RECORDS PROVIDED:

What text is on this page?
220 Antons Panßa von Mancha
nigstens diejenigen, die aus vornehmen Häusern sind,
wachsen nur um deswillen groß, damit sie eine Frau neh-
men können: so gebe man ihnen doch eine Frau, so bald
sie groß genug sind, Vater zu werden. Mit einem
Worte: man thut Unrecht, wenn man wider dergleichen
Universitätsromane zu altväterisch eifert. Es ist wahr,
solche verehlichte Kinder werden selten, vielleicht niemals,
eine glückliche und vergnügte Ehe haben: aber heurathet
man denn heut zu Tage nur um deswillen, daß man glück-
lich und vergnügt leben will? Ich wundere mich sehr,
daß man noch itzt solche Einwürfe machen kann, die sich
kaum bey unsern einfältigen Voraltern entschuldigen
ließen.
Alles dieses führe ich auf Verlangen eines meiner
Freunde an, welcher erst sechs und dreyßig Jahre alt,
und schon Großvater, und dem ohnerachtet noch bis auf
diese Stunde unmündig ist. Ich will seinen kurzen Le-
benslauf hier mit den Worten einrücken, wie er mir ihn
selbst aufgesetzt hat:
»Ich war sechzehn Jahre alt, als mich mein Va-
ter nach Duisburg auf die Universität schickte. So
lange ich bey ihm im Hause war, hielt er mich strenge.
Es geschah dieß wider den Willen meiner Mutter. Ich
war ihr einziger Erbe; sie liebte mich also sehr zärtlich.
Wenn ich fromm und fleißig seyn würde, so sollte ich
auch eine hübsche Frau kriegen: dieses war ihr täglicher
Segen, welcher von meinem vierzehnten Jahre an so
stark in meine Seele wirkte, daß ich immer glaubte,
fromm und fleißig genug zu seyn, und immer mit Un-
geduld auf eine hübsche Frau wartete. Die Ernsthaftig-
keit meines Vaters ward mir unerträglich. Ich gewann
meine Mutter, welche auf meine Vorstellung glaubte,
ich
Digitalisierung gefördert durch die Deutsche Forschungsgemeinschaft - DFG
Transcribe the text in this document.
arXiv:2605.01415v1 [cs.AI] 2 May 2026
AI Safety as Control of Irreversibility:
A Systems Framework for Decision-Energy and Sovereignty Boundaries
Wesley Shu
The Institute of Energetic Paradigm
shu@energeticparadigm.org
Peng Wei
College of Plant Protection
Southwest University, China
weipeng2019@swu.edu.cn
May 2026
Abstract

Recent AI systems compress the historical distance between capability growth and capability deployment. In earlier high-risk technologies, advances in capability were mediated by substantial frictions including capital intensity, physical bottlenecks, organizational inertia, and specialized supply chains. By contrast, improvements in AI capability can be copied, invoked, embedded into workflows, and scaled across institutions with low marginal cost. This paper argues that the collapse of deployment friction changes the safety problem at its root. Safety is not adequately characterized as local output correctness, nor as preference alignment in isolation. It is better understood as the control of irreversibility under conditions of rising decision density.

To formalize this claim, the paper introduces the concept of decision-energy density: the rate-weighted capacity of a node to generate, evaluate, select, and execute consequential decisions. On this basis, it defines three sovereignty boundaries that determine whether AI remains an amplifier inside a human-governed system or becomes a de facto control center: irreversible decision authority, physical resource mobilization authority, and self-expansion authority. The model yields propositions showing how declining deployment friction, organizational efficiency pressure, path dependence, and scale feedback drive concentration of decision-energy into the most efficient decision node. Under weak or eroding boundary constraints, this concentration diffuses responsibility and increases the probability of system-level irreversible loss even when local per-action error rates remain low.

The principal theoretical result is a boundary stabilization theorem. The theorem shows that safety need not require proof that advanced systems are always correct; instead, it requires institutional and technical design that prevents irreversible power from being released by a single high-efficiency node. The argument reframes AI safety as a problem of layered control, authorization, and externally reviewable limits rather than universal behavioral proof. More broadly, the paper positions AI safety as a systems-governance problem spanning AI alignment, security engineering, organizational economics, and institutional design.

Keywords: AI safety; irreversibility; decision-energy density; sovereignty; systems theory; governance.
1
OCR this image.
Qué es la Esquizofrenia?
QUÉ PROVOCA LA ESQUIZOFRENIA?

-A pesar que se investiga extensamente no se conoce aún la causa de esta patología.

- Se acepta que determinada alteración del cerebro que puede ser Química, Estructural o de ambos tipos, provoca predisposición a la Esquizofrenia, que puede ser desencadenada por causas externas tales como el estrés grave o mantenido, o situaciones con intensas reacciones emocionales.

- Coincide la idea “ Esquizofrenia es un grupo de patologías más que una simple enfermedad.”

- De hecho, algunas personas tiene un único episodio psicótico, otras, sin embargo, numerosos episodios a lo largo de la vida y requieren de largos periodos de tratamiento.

DIRECTIONS FOR THIS TASK: Copy each line above containing the string "dieses".

THE OUTPUT:
Alles dieses führe ich auf Verlangen eines meiner
auch eine hübsche Frau kriegen: dieses war ihr täglicher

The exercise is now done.